## Aim
Below is a listing to write out in full, exactly as given, without its pictures.

(Raw records)
'''
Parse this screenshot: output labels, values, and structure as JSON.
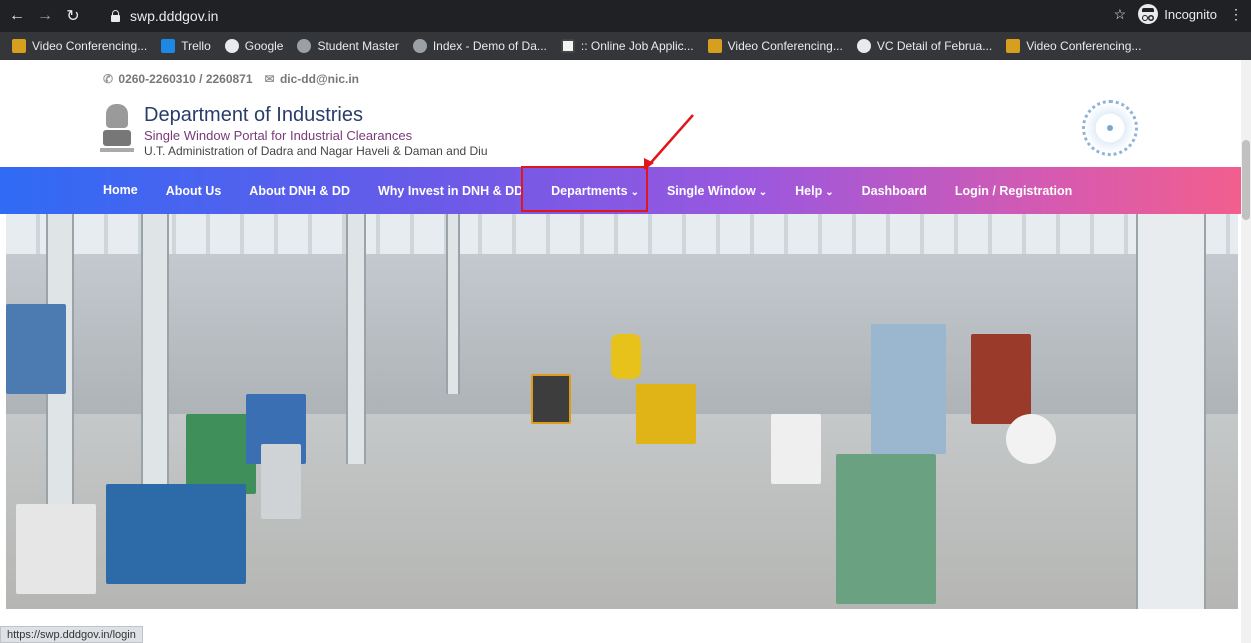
{
  "browser": {
    "url": "swp.dddgov.in",
    "incognito_label": "Incognito",
    "status_url": "https://swp.dddgov.in/login",
    "bookmarks": [
      {
        "label": "Video Conferencing...",
        "icon": "vc"
      },
      {
        "label": "Trello",
        "icon": "trello"
      },
      {
        "label": "Google",
        "icon": "google"
      },
      {
        "label": "Student Master",
        "icon": "globe"
      },
      {
        "label": "Index - Demo of Da...",
        "icon": "globe"
      },
      {
        "label": ":: Online Job Applic...",
        "icon": "job"
      },
      {
        "label": "Video Conferencing...",
        "icon": "vc"
      },
      {
        "label": "VC Detail of Februa...",
        "icon": "google"
      },
      {
        "label": "Video Conferencing...",
        "icon": "vc"
      }
    ]
  },
  "header": {
    "phone": "0260-2260310 / 2260871",
    "email": "dic-dd@nic.in",
    "title": "Department of Industries",
    "subtitle": "Single Window Portal for Industrial Clearances",
    "ut": "U.T. Administration of Dadra and Nagar Haveli & Daman and Diu"
  },
  "nav": {
    "items": [
      {
        "label": "Home"
      },
      {
        "label": "About Us"
      },
      {
        "label": "About DNH & DD"
      },
      {
        "label": "Why Invest in DNH & DD"
      },
      {
        "label": "Departments",
        "dropdown": true
      },
      {
        "label": "Single Window",
        "dropdown": true
      },
      {
        "label": "Help",
        "dropdown": true
      },
      {
        "label": "Dashboard"
      },
      {
        "label": "Login / Registration"
      }
    ]
  },
  "colors": {
    "annotation": "#e0161b",
    "nav_start": "#2f6bf5",
    "nav_end": "#f25f8e"
  }
}
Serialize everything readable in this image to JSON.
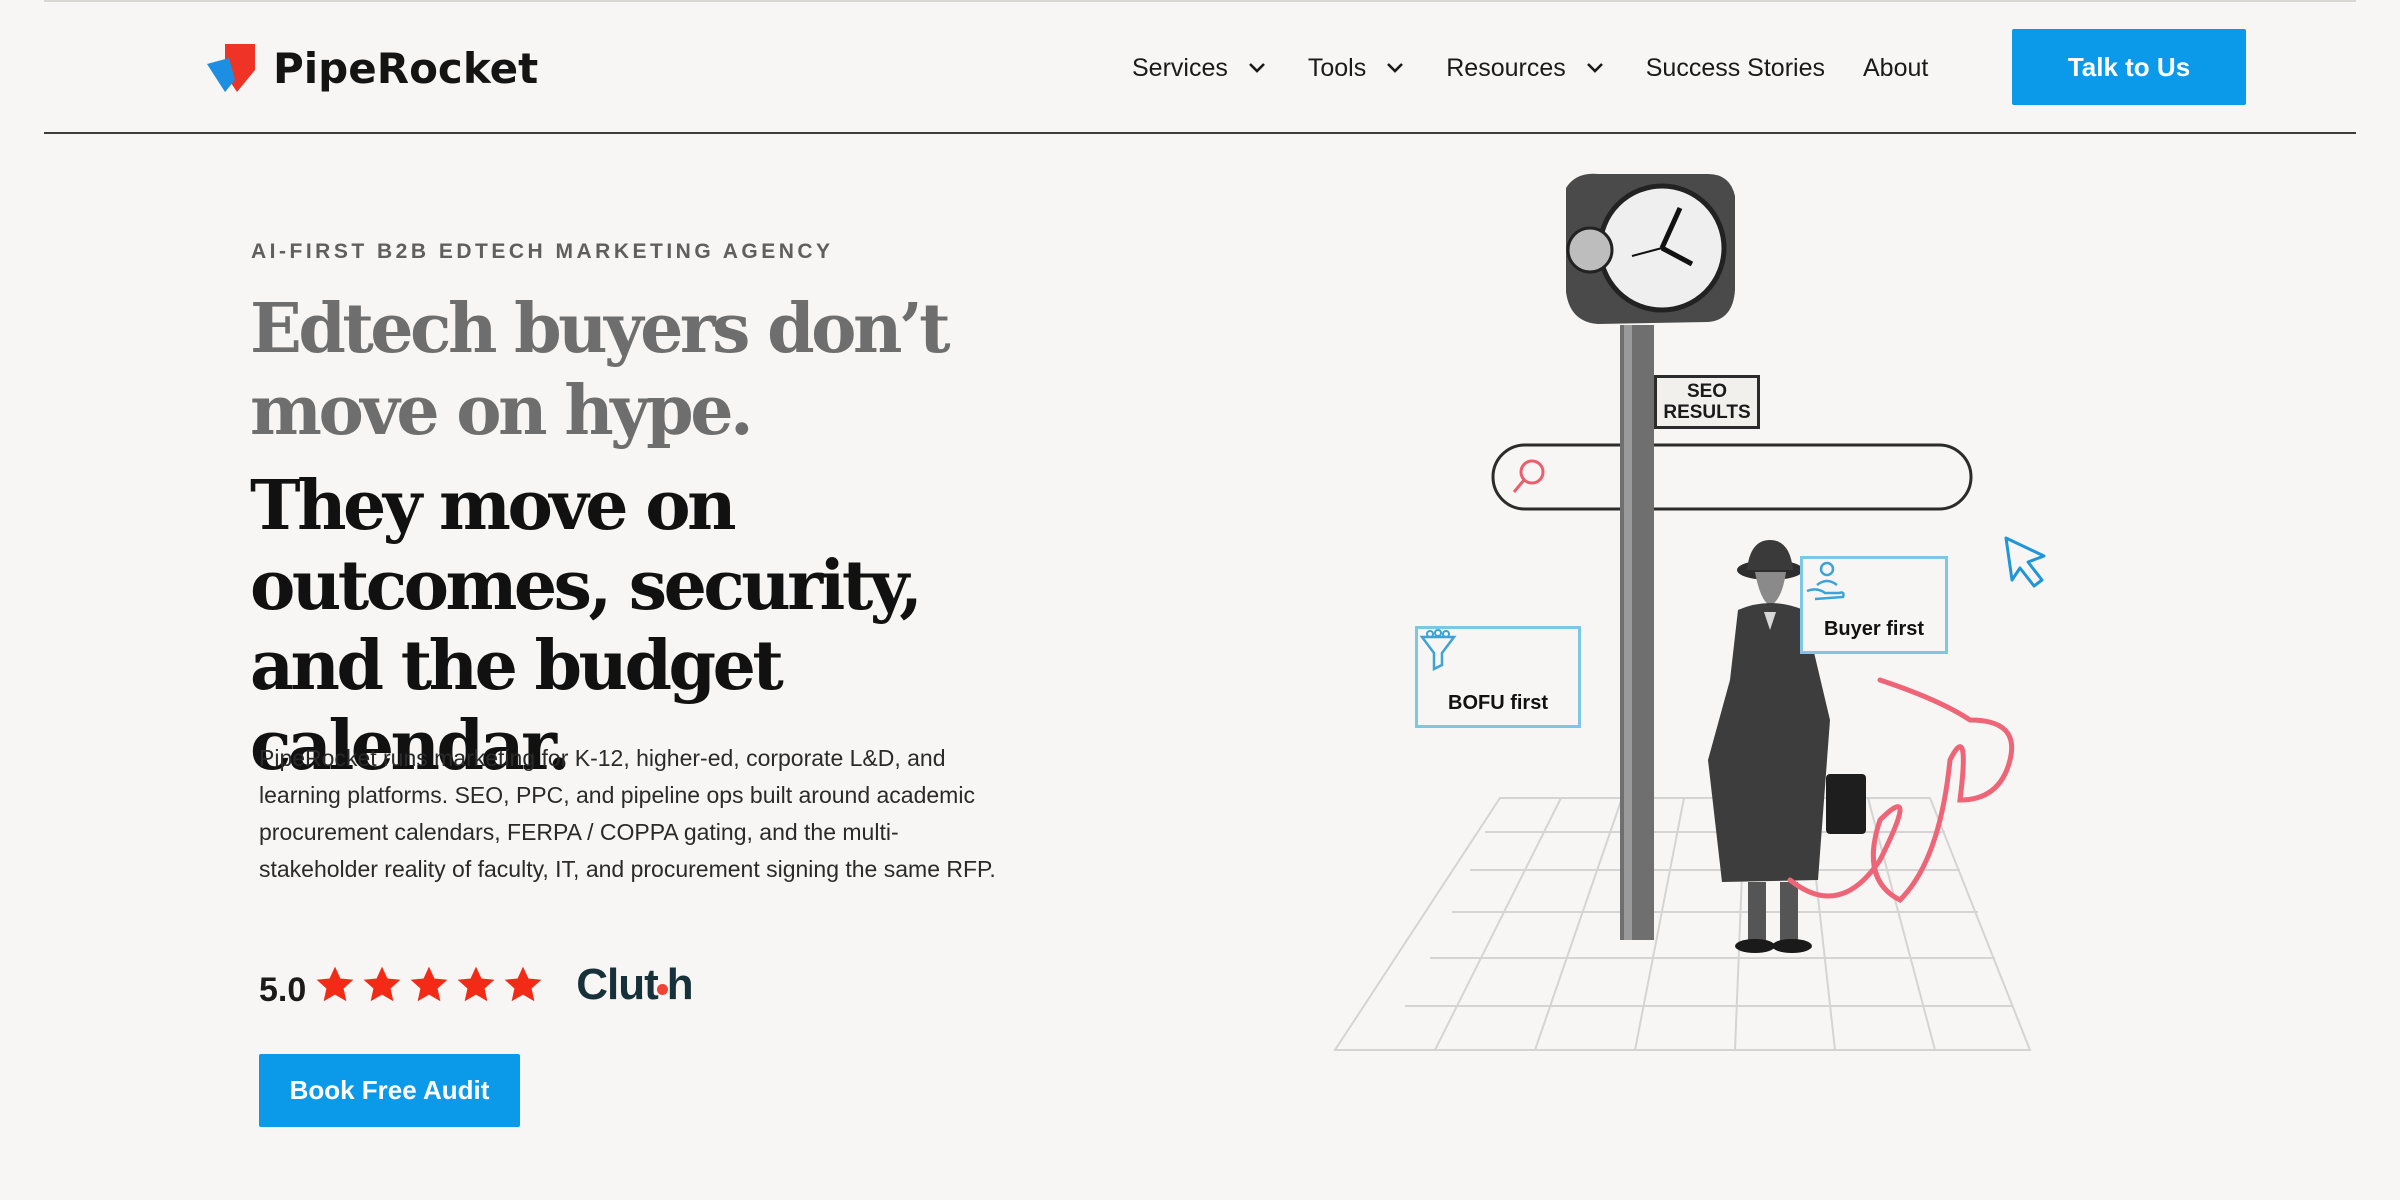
{
  "brand": {
    "name": "PipeRocket",
    "accent": "#0b99ea",
    "logo_red": "#ef3326",
    "logo_blue": "#1d8fe3"
  },
  "nav": {
    "items": [
      {
        "label": "Services",
        "dropdown": true
      },
      {
        "label": "Tools",
        "dropdown": true
      },
      {
        "label": "Resources",
        "dropdown": true
      },
      {
        "label": "Success Stories",
        "dropdown": false
      },
      {
        "label": "About",
        "dropdown": false
      }
    ],
    "cta": "Talk to Us"
  },
  "hero": {
    "eyebrow": "AI-FIRST B2B EDTECH MARKETING AGENCY",
    "headline_light": "Edtech buyers don’t move on hype.",
    "headline_dark": "They move on outcomes, security, and the budget calendar.",
    "body": "PipeRocket runs marketing for K-12, higher-ed, corporate L&D, and learning platforms. SEO, PPC, and pipeline ops built around academic procurement calendars, FERPA / COPPA gating, and the multi-stakeholder reality of faculty, IT, and procurement signing the same RFP.",
    "rating": {
      "score": "5.0",
      "stars": 5,
      "star_color": "#f22a16",
      "source": "Clutch"
    },
    "cta": "Book Free Audit"
  },
  "illustration": {
    "sign_line1": "SEO",
    "sign_line2": "RESULTS",
    "card_left": "BOFU first",
    "card_right": "Buyer first",
    "icons": [
      "search-icon",
      "funnel-icon",
      "hand-person-icon",
      "cursor-icon"
    ]
  }
}
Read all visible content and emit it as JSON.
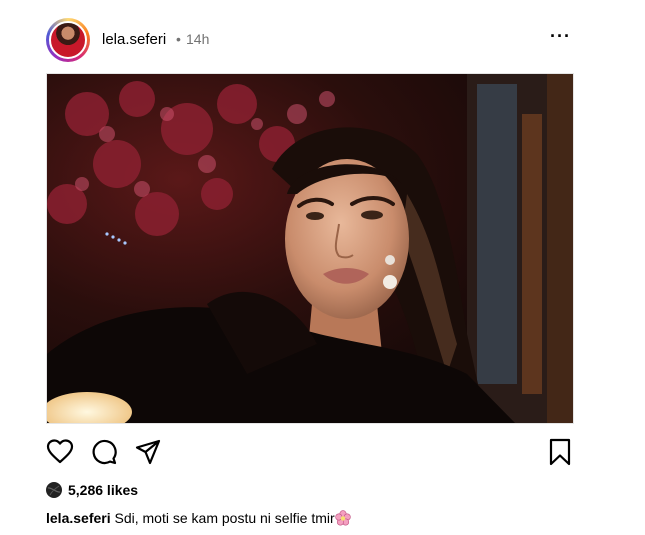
{
  "post": {
    "username": "lela.seferi",
    "separator": "•",
    "time": "14h",
    "likes": "5,286 likes",
    "caption_user": "lela.seferi",
    "caption_text": "Sdi, moti se kam postu ni selfie tmir",
    "caption_emoji": "flower-icon"
  },
  "icons": {
    "more": "more-options-icon",
    "like": "heart-icon",
    "comment": "comment-icon",
    "share": "share-icon",
    "save": "bookmark-icon"
  },
  "colors": {
    "text": "#000000",
    "muted": "#737373",
    "ring_start": "#feda75",
    "ring_end": "#962fbf"
  }
}
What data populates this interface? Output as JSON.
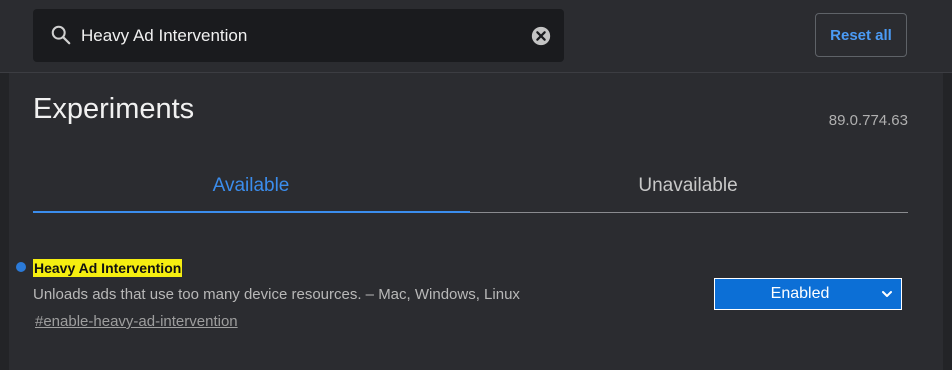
{
  "search": {
    "value": "Heavy Ad Intervention",
    "icon": "search-icon",
    "clear_icon": "close-circle-icon"
  },
  "header": {
    "reset_label": "Reset all"
  },
  "page": {
    "title": "Experiments",
    "version": "89.0.774.63"
  },
  "tabs": [
    {
      "label": "Available",
      "active": true
    },
    {
      "label": "Unavailable",
      "active": false
    }
  ],
  "flags": [
    {
      "name": "Heavy Ad Intervention",
      "description": "Unloads ads that use too many device resources. – Mac, Windows, Linux",
      "link": "#enable-heavy-ad-intervention",
      "state": "Enabled",
      "modified": true
    }
  ],
  "colors": {
    "accent": "#3b8ded",
    "highlight": "#f5ee10",
    "select_bg": "#0c6fd6",
    "background": "#2b2c30"
  }
}
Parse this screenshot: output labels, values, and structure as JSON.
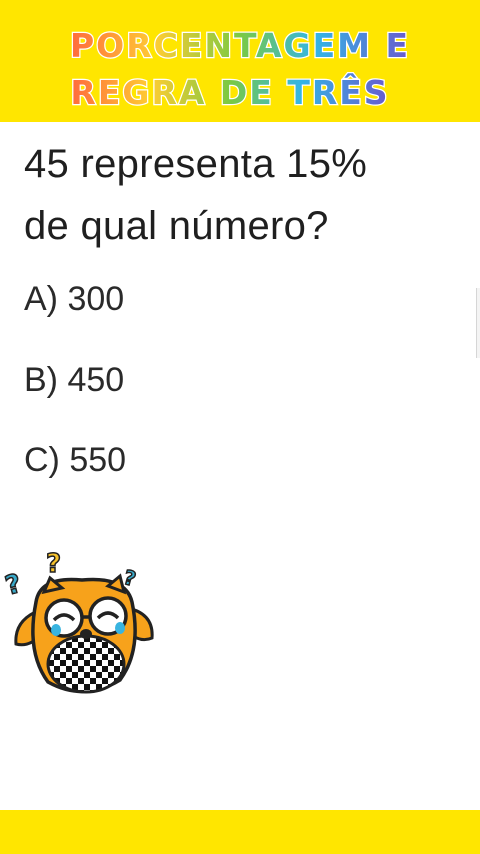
{
  "header": {
    "title_line1": "PORCENTAGEM E",
    "title_line2": "REGRA DE TRÊS",
    "background_color": "#ffe600"
  },
  "question": {
    "line1": "45 representa 15%",
    "line2": "de qual número?"
  },
  "options": [
    {
      "label": "A) 300"
    },
    {
      "label": "B) 450"
    },
    {
      "label": "C) 550"
    }
  ],
  "mascot": {
    "icon": "confused-owl-icon",
    "marks": [
      "?",
      "?",
      "?"
    ]
  },
  "footer": {
    "background_color": "#ffe600"
  }
}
'''
## Output for this exercise
Parse this screenshot: output labels, values, and structure as JSON.
{
  "browser": {
    "url": "swp.dddgov.in",
    "incognito_label": "Incognito",
    "status_url": "https://swp.dddgov.in/login",
    "bookmarks": [
      {
        "label": "Video Conferencing...",
        "icon": "vc"
      },
      {
        "label": "Trello",
        "icon": "trello"
      },
      {
        "label": "Google",
        "icon": "google"
      },
      {
        "label": "Student Master",
        "icon": "globe"
      },
      {
        "label": "Index - Demo of Da...",
        "icon": "globe"
      },
      {
        "label": ":: Online Job Applic...",
        "icon": "job"
      },
      {
        "label": "Video Conferencing...",
        "icon": "vc"
      },
      {
        "label": "VC Detail of Februa...",
        "icon": "google"
      },
      {
        "label": "Video Conferencing...",
        "icon": "vc"
      }
    ]
  },
  "header": {
    "phone": "0260-2260310 / 2260871",
    "email": "dic-dd@nic.in",
    "title": "Department of Industries",
    "subtitle": "Single Window Portal for Industrial Clearances",
    "ut": "U.T. Administration of Dadra and Nagar Haveli & Daman and Diu"
  },
  "nav": {
    "items": [
      {
        "label": "Home"
      },
      {
        "label": "About Us"
      },
      {
        "label": "About DNH & DD"
      },
      {
        "label": "Why Invest in DNH & DD"
      },
      {
        "label": "Departments",
        "dropdown": true
      },
      {
        "label": "Single Window",
        "dropdown": true
      },
      {
        "label": "Help",
        "dropdown": true
      },
      {
        "label": "Dashboard"
      },
      {
        "label": "Login / Registration"
      }
    ]
  },
  "colors": {
    "annotation": "#e0161b",
    "nav_start": "#2f6bf5",
    "nav_end": "#f25f8e"
  }
}
Serialize everything readable in this image to JSON.
{
  "brand": {
    "name": "PipeRocket",
    "accent": "#0b99ea",
    "logo_red": "#ef3326",
    "logo_blue": "#1d8fe3"
  },
  "nav": {
    "items": [
      {
        "label": "Services",
        "dropdown": true
      },
      {
        "label": "Tools",
        "dropdown": true
      },
      {
        "label": "Resources",
        "dropdown": true
      },
      {
        "label": "Success Stories",
        "dropdown": false
      },
      {
        "label": "About",
        "dropdown": false
      }
    ],
    "cta": "Talk to Us"
  },
  "hero": {
    "eyebrow": "AI-FIRST B2B EDTECH MARKETING AGENCY",
    "headline_light": "Edtech buyers don’t move on hype.",
    "headline_dark": "They move on outcomes, security, and the budget calendar.",
    "body": "PipeRocket runs marketing for K-12, higher-ed, corporate L&D, and learning platforms. SEO, PPC, and pipeline ops built around academic procurement calendars, FERPA / COPPA gating, and the multi-stakeholder reality of faculty, IT, and procurement signing the same RFP.",
    "rating": {
      "score": "5.0",
      "stars": 5,
      "star_color": "#f22a16",
      "source": "Clutch"
    },
    "cta": "Book Free Audit"
  },
  "illustration": {
    "sign_line1": "SEO",
    "sign_line2": "RESULTS",
    "card_left": "BOFU first",
    "card_right": "Buyer first",
    "icons": [
      "search-icon",
      "funnel-icon",
      "hand-person-icon",
      "cursor-icon"
    ]
  }
}
Read all visible content and emit it as JSON.
{
  "post": {
    "username": "lela.seferi",
    "separator": "•",
    "time": "14h",
    "likes": "5,286 likes",
    "caption_user": "lela.seferi",
    "caption_text": "Sdi, moti se kam postu ni selfie tmir",
    "caption_emoji": "flower-icon"
  },
  "icons": {
    "more": "more-options-icon",
    "like": "heart-icon",
    "comment": "comment-icon",
    "share": "share-icon",
    "save": "bookmark-icon"
  },
  "colors": {
    "text": "#000000",
    "muted": "#737373",
    "ring_start": "#feda75",
    "ring_end": "#962fbf"
  }
}
What data populates this interface? Output as JSON.
{
  "search": {
    "value": "Heavy Ad Intervention",
    "icon": "search-icon",
    "clear_icon": "close-circle-icon"
  },
  "header": {
    "reset_label": "Reset all"
  },
  "page": {
    "title": "Experiments",
    "version": "89.0.774.63"
  },
  "tabs": [
    {
      "label": "Available",
      "active": true
    },
    {
      "label": "Unavailable",
      "active": false
    }
  ],
  "flags": [
    {
      "name": "Heavy Ad Intervention",
      "description": "Unloads ads that use too many device resources. – Mac, Windows, Linux",
      "link": "#enable-heavy-ad-intervention",
      "state": "Enabled",
      "modified": true
    }
  ],
  "colors": {
    "accent": "#3b8ded",
    "highlight": "#f5ee10",
    "select_bg": "#0c6fd6",
    "background": "#2b2c30"
  }
}
Parse this screenshot: output labels, values, and structure as JSON.
{
  "header": {
    "title_line1": "PORCENTAGEM E",
    "title_line2": "REGRA DE TRÊS",
    "background_color": "#ffe600"
  },
  "question": {
    "line1": "45 representa 15%",
    "line2": "de qual número?"
  },
  "options": [
    {
      "label": "A) 300"
    },
    {
      "label": "B) 450"
    },
    {
      "label": "C) 550"
    }
  ],
  "mascot": {
    "icon": "confused-owl-icon",
    "marks": [
      "?",
      "?",
      "?"
    ]
  },
  "footer": {
    "background_color": "#ffe600"
  }
}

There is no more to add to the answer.